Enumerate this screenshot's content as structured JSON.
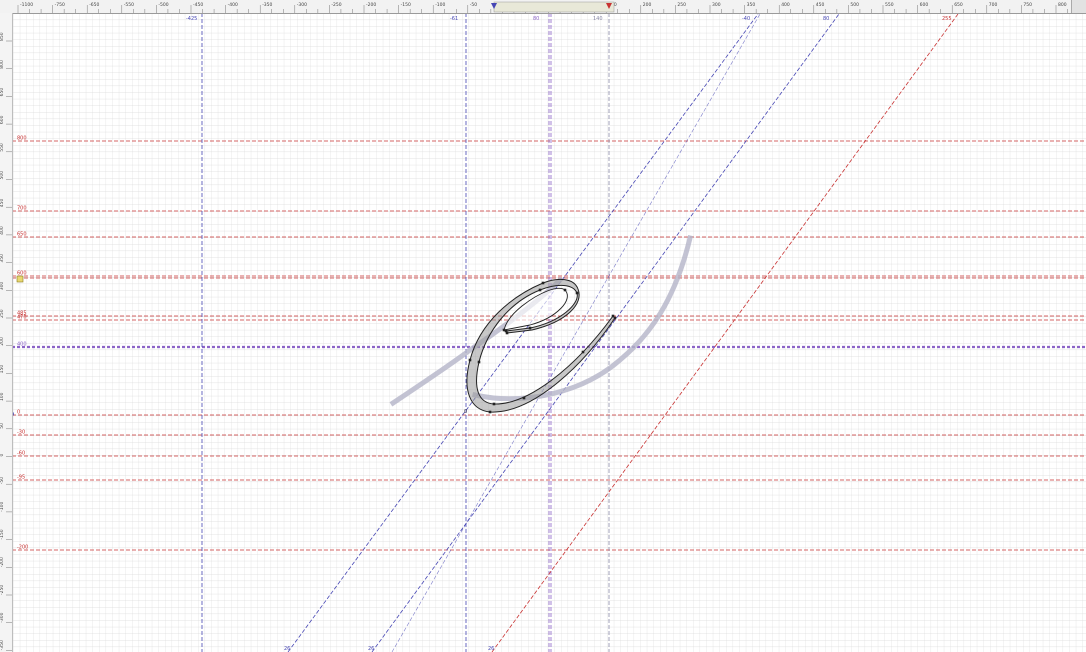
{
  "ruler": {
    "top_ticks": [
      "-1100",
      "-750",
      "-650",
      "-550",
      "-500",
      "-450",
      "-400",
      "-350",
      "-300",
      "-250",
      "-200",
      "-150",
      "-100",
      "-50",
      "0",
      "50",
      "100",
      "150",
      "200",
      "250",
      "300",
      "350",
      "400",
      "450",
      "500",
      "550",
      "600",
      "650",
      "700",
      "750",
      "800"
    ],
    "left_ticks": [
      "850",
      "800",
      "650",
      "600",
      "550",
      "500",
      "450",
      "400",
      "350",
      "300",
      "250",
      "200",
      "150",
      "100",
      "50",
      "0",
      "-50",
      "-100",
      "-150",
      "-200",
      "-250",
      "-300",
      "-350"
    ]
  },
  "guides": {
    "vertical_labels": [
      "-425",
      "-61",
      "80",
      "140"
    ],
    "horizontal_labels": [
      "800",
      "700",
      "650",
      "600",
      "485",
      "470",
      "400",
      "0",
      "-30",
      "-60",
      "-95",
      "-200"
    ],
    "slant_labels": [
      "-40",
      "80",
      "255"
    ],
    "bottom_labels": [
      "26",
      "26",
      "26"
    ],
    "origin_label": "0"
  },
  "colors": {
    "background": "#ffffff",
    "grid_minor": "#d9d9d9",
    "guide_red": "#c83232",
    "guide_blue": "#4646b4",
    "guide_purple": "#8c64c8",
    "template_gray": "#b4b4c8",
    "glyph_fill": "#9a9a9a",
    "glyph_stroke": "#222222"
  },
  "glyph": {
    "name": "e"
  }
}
* * *
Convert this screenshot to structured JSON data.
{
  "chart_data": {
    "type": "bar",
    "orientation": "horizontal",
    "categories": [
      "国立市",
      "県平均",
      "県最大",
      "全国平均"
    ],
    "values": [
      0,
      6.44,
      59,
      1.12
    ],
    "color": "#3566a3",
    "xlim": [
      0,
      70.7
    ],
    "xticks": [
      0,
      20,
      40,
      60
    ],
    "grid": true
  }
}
==
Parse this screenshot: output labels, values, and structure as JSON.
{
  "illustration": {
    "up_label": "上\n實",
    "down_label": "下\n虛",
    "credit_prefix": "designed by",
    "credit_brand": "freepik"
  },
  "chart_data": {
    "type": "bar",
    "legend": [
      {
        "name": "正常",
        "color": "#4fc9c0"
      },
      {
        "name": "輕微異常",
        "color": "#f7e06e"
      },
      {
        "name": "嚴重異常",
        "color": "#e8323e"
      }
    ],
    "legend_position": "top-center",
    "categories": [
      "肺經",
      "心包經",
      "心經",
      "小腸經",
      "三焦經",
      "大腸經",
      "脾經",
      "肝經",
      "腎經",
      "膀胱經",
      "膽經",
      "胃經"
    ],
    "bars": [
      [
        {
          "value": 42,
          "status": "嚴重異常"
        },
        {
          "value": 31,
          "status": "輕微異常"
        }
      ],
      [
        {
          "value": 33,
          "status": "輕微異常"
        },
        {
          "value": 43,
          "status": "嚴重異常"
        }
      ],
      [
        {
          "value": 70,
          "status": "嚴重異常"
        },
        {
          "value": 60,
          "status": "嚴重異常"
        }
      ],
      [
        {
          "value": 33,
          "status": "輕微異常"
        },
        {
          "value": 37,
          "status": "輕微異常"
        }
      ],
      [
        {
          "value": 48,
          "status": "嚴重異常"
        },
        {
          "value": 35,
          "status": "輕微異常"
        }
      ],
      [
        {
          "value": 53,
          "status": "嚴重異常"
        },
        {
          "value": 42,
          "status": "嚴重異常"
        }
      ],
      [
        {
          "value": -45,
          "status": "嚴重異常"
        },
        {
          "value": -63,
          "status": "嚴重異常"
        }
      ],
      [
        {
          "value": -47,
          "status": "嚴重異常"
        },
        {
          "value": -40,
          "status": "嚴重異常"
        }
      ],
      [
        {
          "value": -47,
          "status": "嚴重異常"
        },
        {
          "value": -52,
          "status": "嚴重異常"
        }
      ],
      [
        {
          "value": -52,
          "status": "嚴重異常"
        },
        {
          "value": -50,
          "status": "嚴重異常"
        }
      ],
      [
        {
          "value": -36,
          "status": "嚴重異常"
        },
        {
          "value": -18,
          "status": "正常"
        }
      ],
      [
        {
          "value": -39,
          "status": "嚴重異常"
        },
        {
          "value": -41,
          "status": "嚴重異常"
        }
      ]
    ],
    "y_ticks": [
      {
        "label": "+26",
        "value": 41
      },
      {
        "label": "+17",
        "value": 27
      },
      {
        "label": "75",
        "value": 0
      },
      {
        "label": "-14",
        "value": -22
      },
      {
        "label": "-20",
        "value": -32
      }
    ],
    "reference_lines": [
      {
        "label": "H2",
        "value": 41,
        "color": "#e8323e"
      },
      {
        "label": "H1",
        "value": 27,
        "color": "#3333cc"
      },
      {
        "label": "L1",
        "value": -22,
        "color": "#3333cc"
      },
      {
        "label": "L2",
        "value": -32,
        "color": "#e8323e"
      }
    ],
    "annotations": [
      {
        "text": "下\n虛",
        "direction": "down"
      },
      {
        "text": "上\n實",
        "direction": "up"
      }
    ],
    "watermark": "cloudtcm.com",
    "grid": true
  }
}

* **Objective**: Identify each line of the material where the word "this" shows up, and copy it.

* **Result**:
Enumerate this screenshot's content as structured JSON.
Convert this screenshot to structured JSON data.
Parse this screenshot: output labels, values, and structure as JSON.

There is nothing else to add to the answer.